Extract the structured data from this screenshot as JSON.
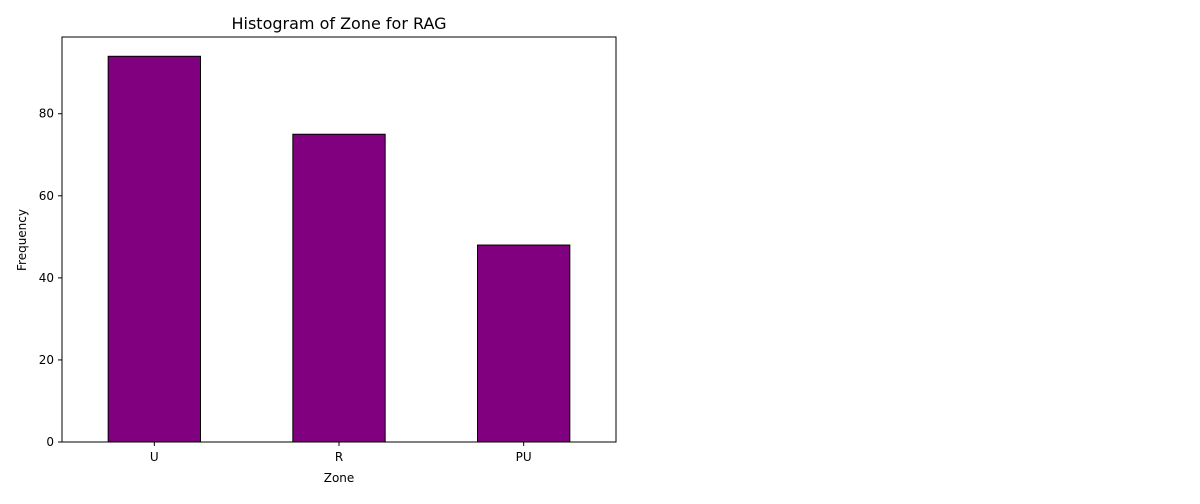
{
  "chart_data": {
    "type": "bar",
    "title": "Histogram of Zone for RAG",
    "xlabel": "Zone",
    "ylabel": "Frequency",
    "categories": [
      "U",
      "R",
      "PU"
    ],
    "values": [
      94,
      75,
      48
    ],
    "ylim": [
      0,
      98.7
    ],
    "yticks": [
      0,
      20,
      40,
      60,
      80
    ],
    "grid": false,
    "legend": false,
    "colors": {
      "bar_fill": "#800080",
      "bar_edge": "#000000",
      "axes": "#000000",
      "background": "#ffffff"
    }
  }
}
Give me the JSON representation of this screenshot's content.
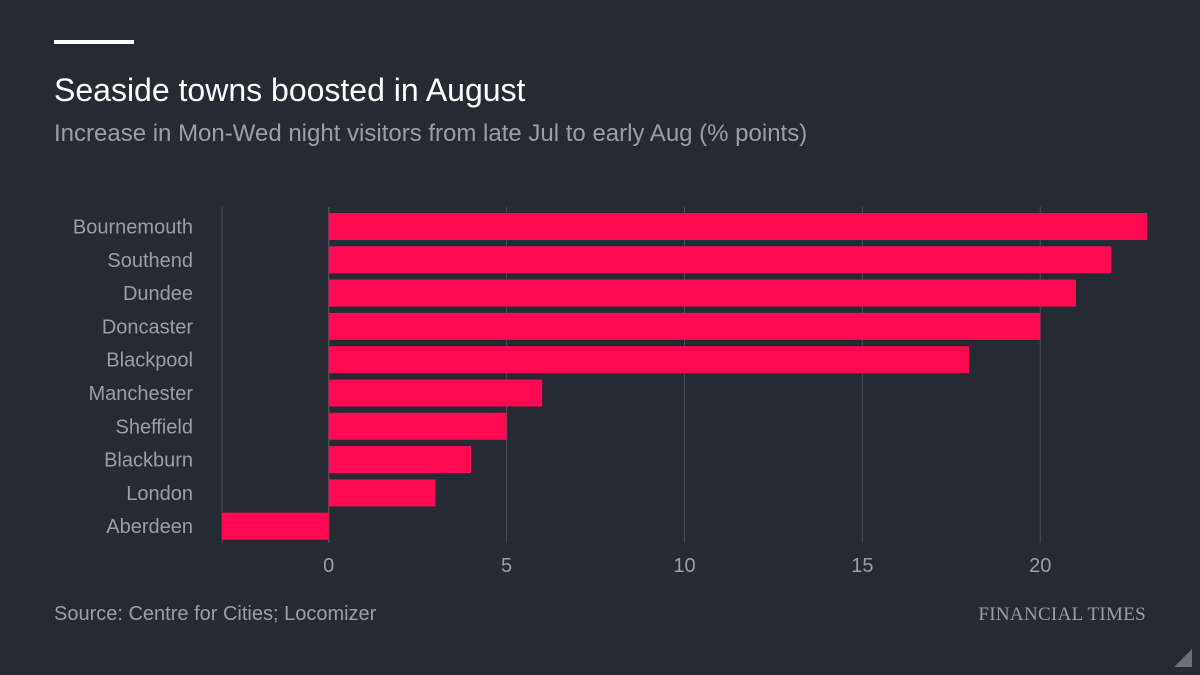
{
  "header": {
    "title": "Seaside towns boosted in August",
    "subtitle": "Increase in Mon-Wed night visitors from late Jul to early Aug (% points)"
  },
  "footer": {
    "source": "Source: Centre for Cities; Locomizer",
    "brand": "FINANCIAL TIMES"
  },
  "colors": {
    "background": "#262a33",
    "bar": "#ff0a52",
    "grid": "#4a4e56",
    "text_muted": "#9a9ea6",
    "text_main": "#ffffff"
  },
  "chart_data": {
    "type": "bar",
    "orientation": "horizontal",
    "title": "Seaside towns boosted in August",
    "subtitle": "Increase in Mon-Wed night visitors from late Jul to early Aug (% points)",
    "categories": [
      "Bournemouth",
      "Southend",
      "Dundee",
      "Doncaster",
      "Blackpool",
      "Manchester",
      "Sheffield",
      "Blackburn",
      "London",
      "Aberdeen"
    ],
    "values": [
      23,
      22,
      21,
      20,
      18,
      6,
      5,
      4,
      3,
      -3
    ],
    "xlim": [
      -3,
      23
    ],
    "xticks": [
      0,
      5,
      10,
      15,
      20
    ],
    "xlabel": "",
    "ylabel": "",
    "grid": true,
    "legend": "none"
  }
}
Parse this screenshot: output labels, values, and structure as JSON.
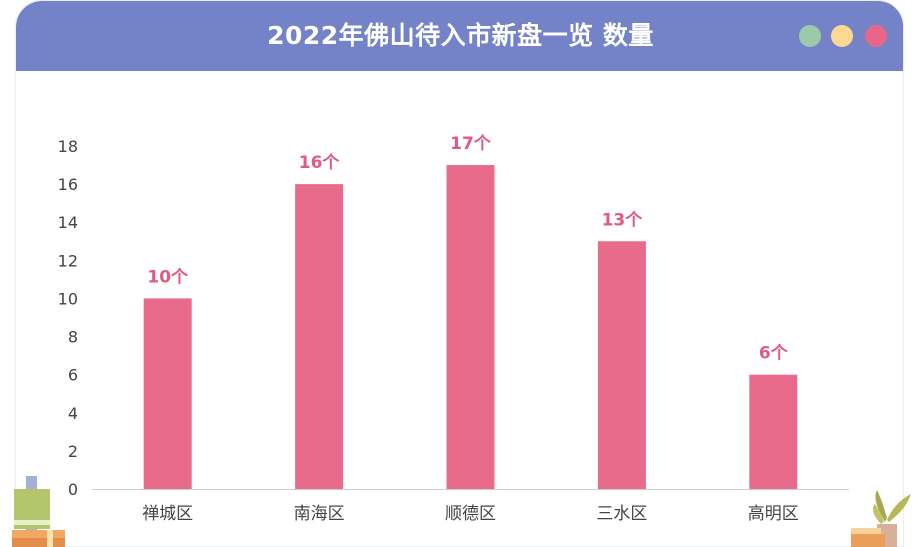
{
  "window": {
    "title": "2022年佛山待入市新盘一览 数量",
    "dots": [
      {
        "name": "dot-green",
        "color": "#9ccaa8"
      },
      {
        "name": "dot-yellow",
        "color": "#fcd893"
      },
      {
        "name": "dot-red",
        "color": "#e8658a"
      }
    ]
  },
  "chart_data": {
    "type": "bar",
    "categories": [
      "禅城区",
      "南海区",
      "顺德区",
      "三水区",
      "高明区"
    ],
    "values": [
      10,
      16,
      17,
      13,
      6
    ],
    "data_labels": [
      "10个",
      "16个",
      "17个",
      "13个",
      "6个"
    ],
    "ylim": [
      0,
      18
    ],
    "yticks": [
      0,
      2,
      4,
      6,
      8,
      10,
      12,
      14,
      16,
      18
    ],
    "grid": false,
    "bar_color": "#e96b8c",
    "label_color": "#e05a82"
  }
}
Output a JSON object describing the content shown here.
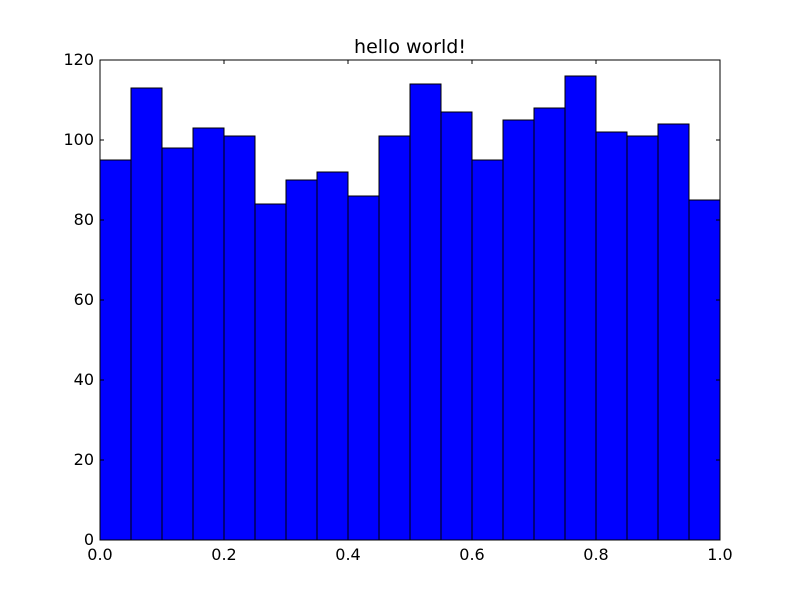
{
  "chart_data": {
    "type": "bar",
    "title": "hello world!",
    "xlabel": "",
    "ylabel": "",
    "bin_edges": [
      0.0,
      0.05,
      0.1,
      0.15,
      0.2,
      0.25,
      0.3,
      0.35,
      0.4,
      0.45,
      0.5,
      0.55,
      0.6,
      0.65,
      0.7,
      0.75,
      0.8,
      0.85,
      0.9,
      0.95,
      1.0
    ],
    "values": [
      95,
      113,
      98,
      103,
      101,
      84,
      90,
      92,
      86,
      101,
      114,
      107,
      95,
      105,
      108,
      116,
      102,
      101,
      104,
      85
    ],
    "xlim": [
      0.0,
      1.0
    ],
    "ylim": [
      0,
      120
    ],
    "x_ticks": [
      "0.0",
      "0.2",
      "0.4",
      "0.6",
      "0.8",
      "1.0"
    ],
    "y_ticks": [
      "0",
      "20",
      "40",
      "60",
      "80",
      "100",
      "120"
    ],
    "grid": false,
    "bar_color": "#0000ff",
    "edge_color": "#000000"
  }
}
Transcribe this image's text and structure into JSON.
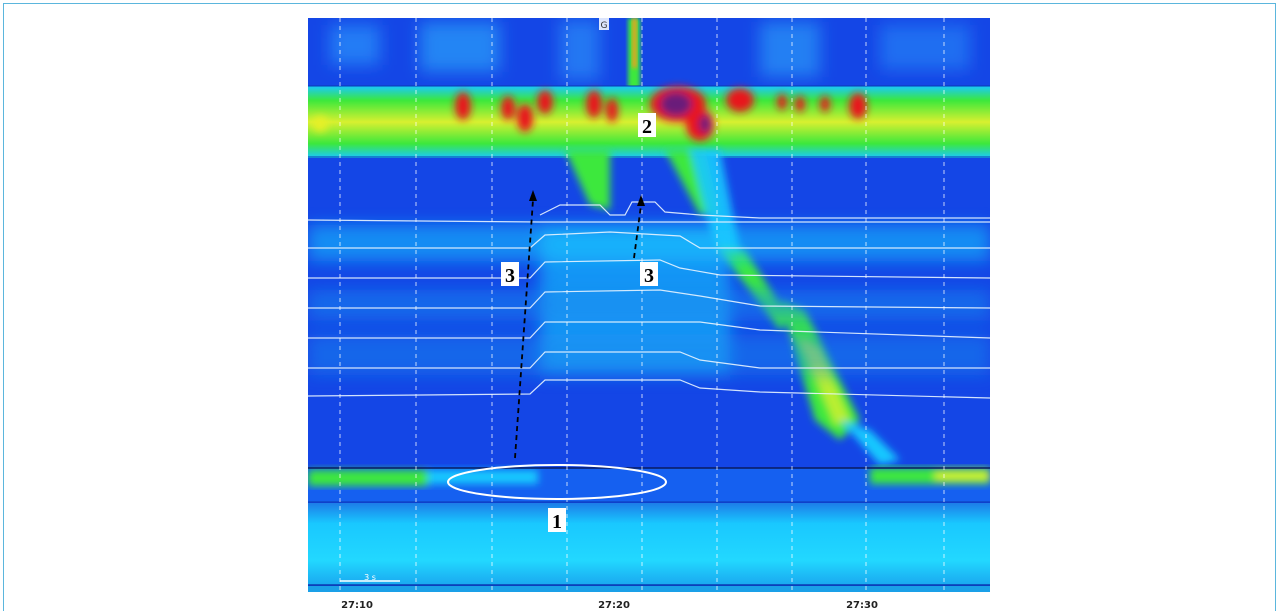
{
  "chart_data": {
    "type": "heatmap",
    "title": "",
    "xlabel": "",
    "ylabel": "",
    "x_ticks": [
      "27:10",
      "27:20",
      "27:30"
    ],
    "x_range": [
      "27:09",
      "27:35"
    ],
    "scale_bar_label": "3 s",
    "top_marker": "G",
    "colors": {
      "background": "#1446e6",
      "band_cyan": "#19c8ff",
      "band_green": "#3ce83c",
      "band_yellow": "#e6f028",
      "hot_red": "#e8191e",
      "hot_core": "#6a1a7a",
      "overlay_line": "#e8f4ff"
    },
    "annotations": [
      {
        "label": "1",
        "kind": "ellipse",
        "target": "low band gap near 27:15-27:21"
      },
      {
        "label": "2",
        "kind": "label",
        "target": "upper band near 27:20"
      },
      {
        "label": "3",
        "kind": "arrow",
        "target": "rising line at 27:16"
      },
      {
        "label": "3",
        "kind": "arrow",
        "target": "rising line at 27:21"
      }
    ]
  }
}
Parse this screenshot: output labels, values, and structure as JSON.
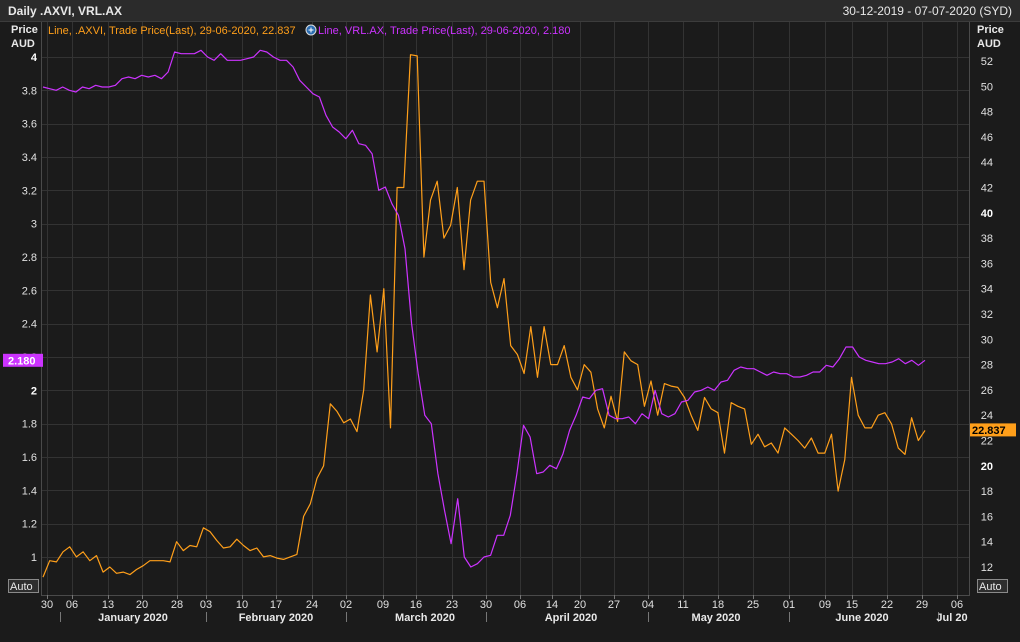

________________

Exercise objective: Look through the entries above. Extract each line with the word "kind".

Result:
        "kind": "ellipse",
        "kind": "label",
        "kind": "arrow",
        "kind": "arrow",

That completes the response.